From the listing below, extract every line in which the word "icon" appears.
╭─ DATA TO PROCESS
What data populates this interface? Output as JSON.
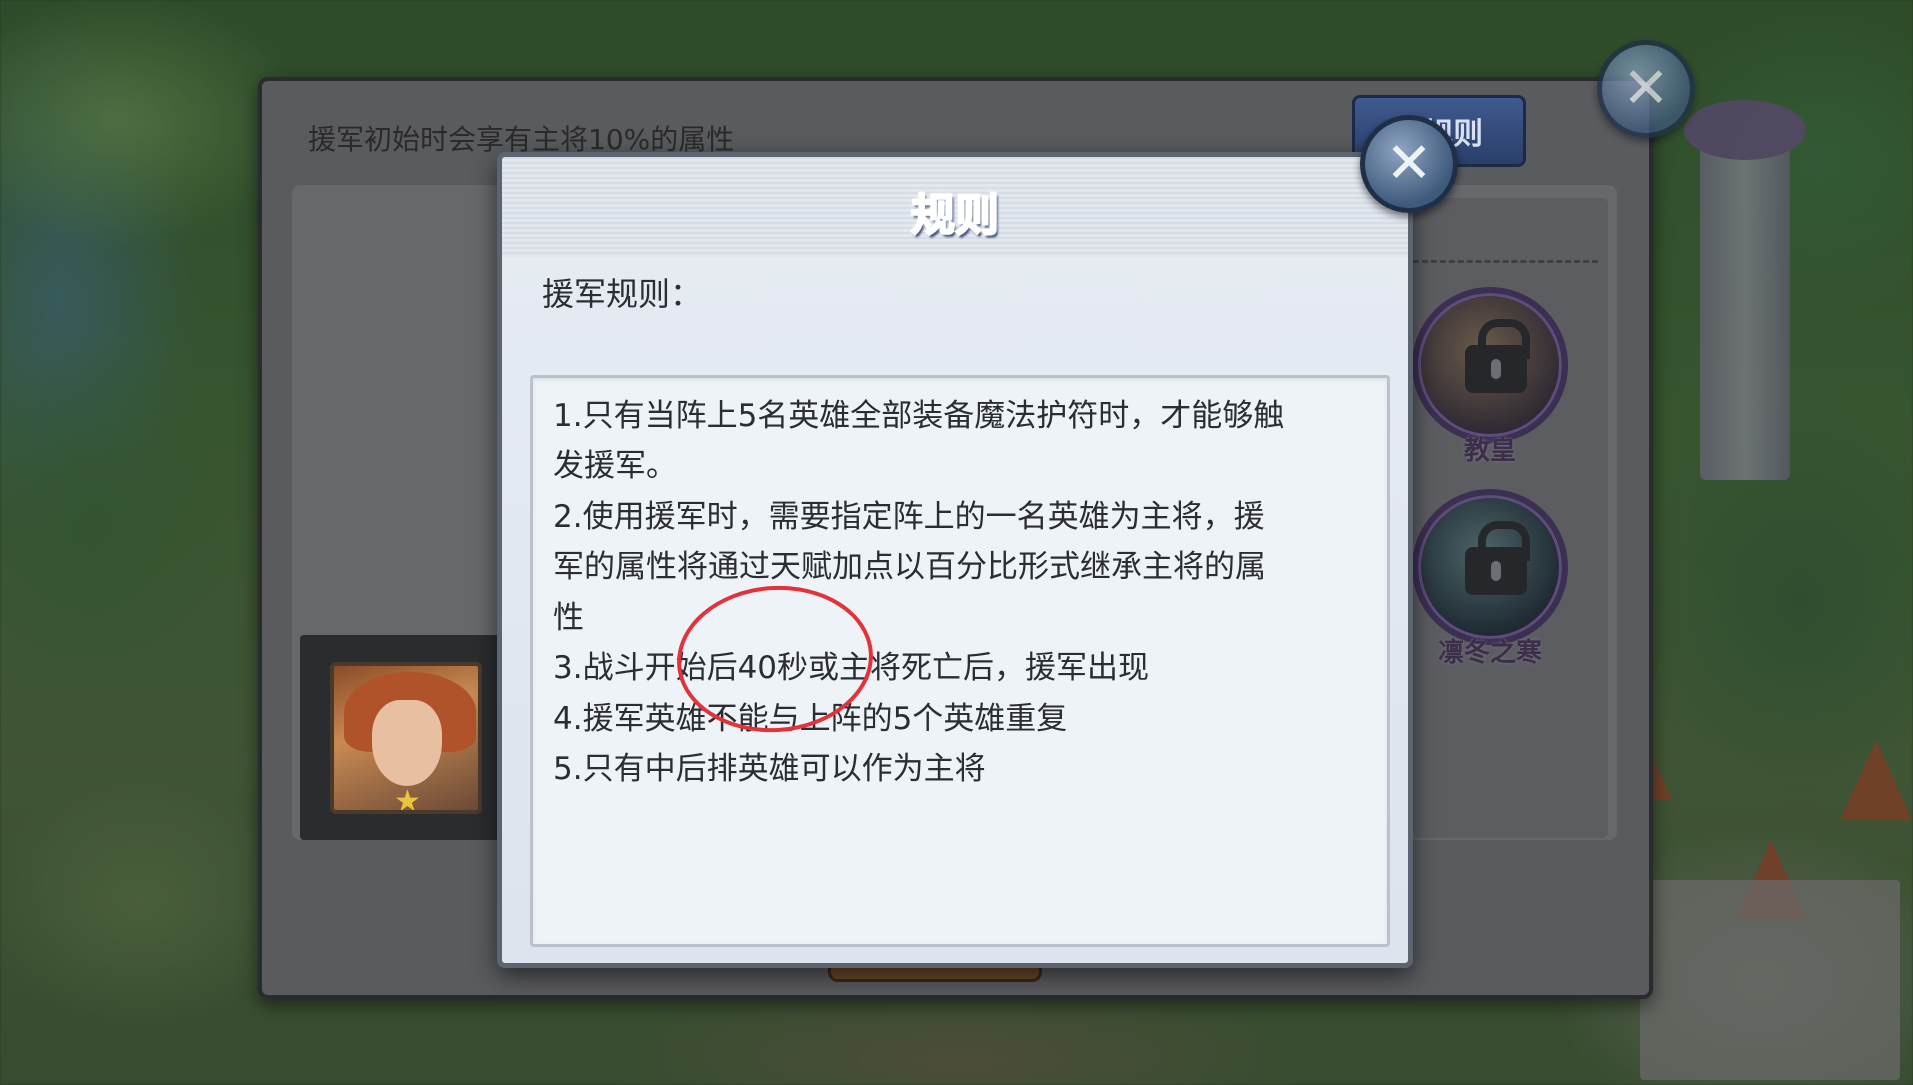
{
  "background": {
    "description_colors": {
      "grass": "#4d7a3b",
      "tower": "#c9c0d8",
      "roof": "#b5532e"
    }
  },
  "outer_panel": {
    "info_text": "援军初始时会享有主将10%的属性",
    "tab_button_label": "规则",
    "close_icon": "close-icon",
    "locked_heroes": [
      {
        "name": "教皇",
        "icon": "lock-icon"
      },
      {
        "name": "凛冬之寒",
        "icon": "lock-icon"
      }
    ],
    "selected_hero_star": "★"
  },
  "rules_dialog": {
    "title": "规则",
    "subtitle": "援军规则：",
    "close_icon": "close-icon",
    "lines": [
      "1.只有当阵上5名英雄全部装备魔法护符时，才能够触",
      "发援军。",
      "2.使用援军时，需要指定阵上的一名英雄为主将，援",
      "军的属性将通过天赋加点以百分比形式继承主将的属",
      "性",
      "3.战斗开始后40秒或主将死亡后，援军出现",
      "4.援军英雄不能与上阵的5个英雄重复",
      "5.只有中后排英雄可以作为主将"
    ],
    "colors": {
      "title": "#3a5fa8",
      "text": "#2b2d33",
      "annotation": "#e3323a"
    }
  },
  "close_glyph": "✕"
}
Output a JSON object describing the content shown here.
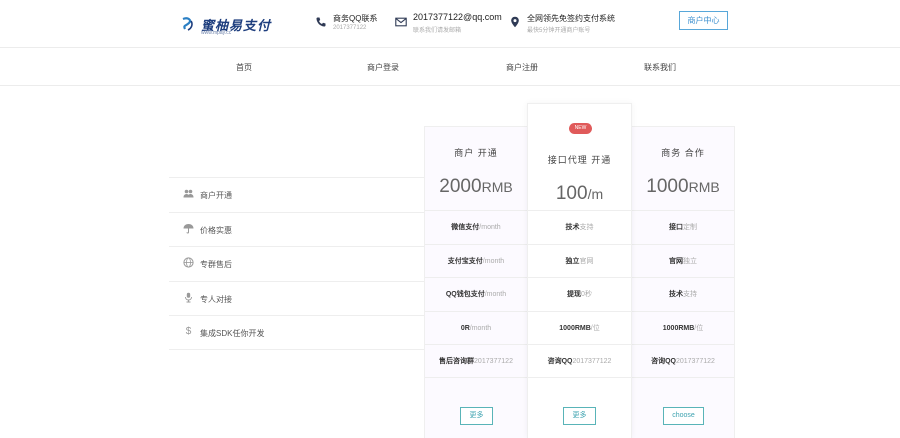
{
  "header": {
    "logo_text": "蜜柚易支付",
    "logo_sub": "www.mpay.cc",
    "qq": {
      "label": "商务QQ联系",
      "value": "2017377122",
      "icon": "phone-icon"
    },
    "email": {
      "label": "2017377122@qq.com",
      "value": "联系我们请发邮箱",
      "icon": "mail-icon"
    },
    "slogan": {
      "label": "全网领先免签约支付系统",
      "value": "最快5分钟开通商户账号",
      "icon": "location-icon"
    },
    "merchant_center": "商户中心",
    "accent": "#3b8fcf"
  },
  "nav": {
    "items": [
      {
        "label": "首页"
      },
      {
        "label": "商户登录"
      },
      {
        "label": "商户注册"
      },
      {
        "label": "联系我们"
      }
    ]
  },
  "features": [
    {
      "label": "商户开通",
      "icon": "users-icon"
    },
    {
      "label": "价格实惠",
      "icon": "umbrella-icon"
    },
    {
      "label": "专群售后",
      "icon": "globe-icon"
    },
    {
      "label": "专人对接",
      "icon": "person-icon"
    },
    {
      "label": "集成SDK任你开发",
      "icon": "dollar-icon"
    }
  ],
  "plans": [
    {
      "title": "商户 开通",
      "price": "2000",
      "unit": "RMB",
      "rows": [
        {
          "bold": "微信支付",
          "soft": "/month"
        },
        {
          "bold": "支付宝支付",
          "soft": "/month"
        },
        {
          "bold": "QQ钱包支付",
          "soft": "/month"
        },
        {
          "bold": "0R",
          "soft": "/month"
        },
        {
          "bold": "售后咨询群",
          "soft": "2017377122"
        }
      ],
      "button": "更多"
    },
    {
      "badge": "NEW",
      "title": "接口代理 开通",
      "price": "100",
      "unit": "/m",
      "rows": [
        {
          "bold": "技术",
          "soft": "支持"
        },
        {
          "bold": "独立",
          "soft": "官网"
        },
        {
          "bold": "提现",
          "soft": "0秒"
        },
        {
          "bold": "1000RMB",
          "soft": "/位"
        },
        {
          "bold": "咨询QQ",
          "soft": "2017377122"
        }
      ],
      "button": "更多"
    },
    {
      "title": "商务 合作",
      "price": "1000",
      "unit": "RMB",
      "rows": [
        {
          "bold": "接口",
          "soft": "定制"
        },
        {
          "bold": "官网",
          "soft": "独立"
        },
        {
          "bold": "技术",
          "soft": "支持"
        },
        {
          "bold": "1000RMB",
          "soft": "/位"
        },
        {
          "bold": "咨询QQ",
          "soft": "2017377122"
        }
      ],
      "button": "choose"
    }
  ]
}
╰─
• THE SOLUTION
    "close_icon": "close-icon",
        "icon": "lock-icon"
        "icon": "lock-icon"
    "close_icon": "close-icon",
      "icon": "phone-icon"
      "icon": "mail-icon"
      "icon": "location-icon"
      "icon": "users-icon"
      "icon": "umbrella-icon"
      "icon": "globe-icon"
      "icon": "person-icon"
      "icon": "dollar-icon"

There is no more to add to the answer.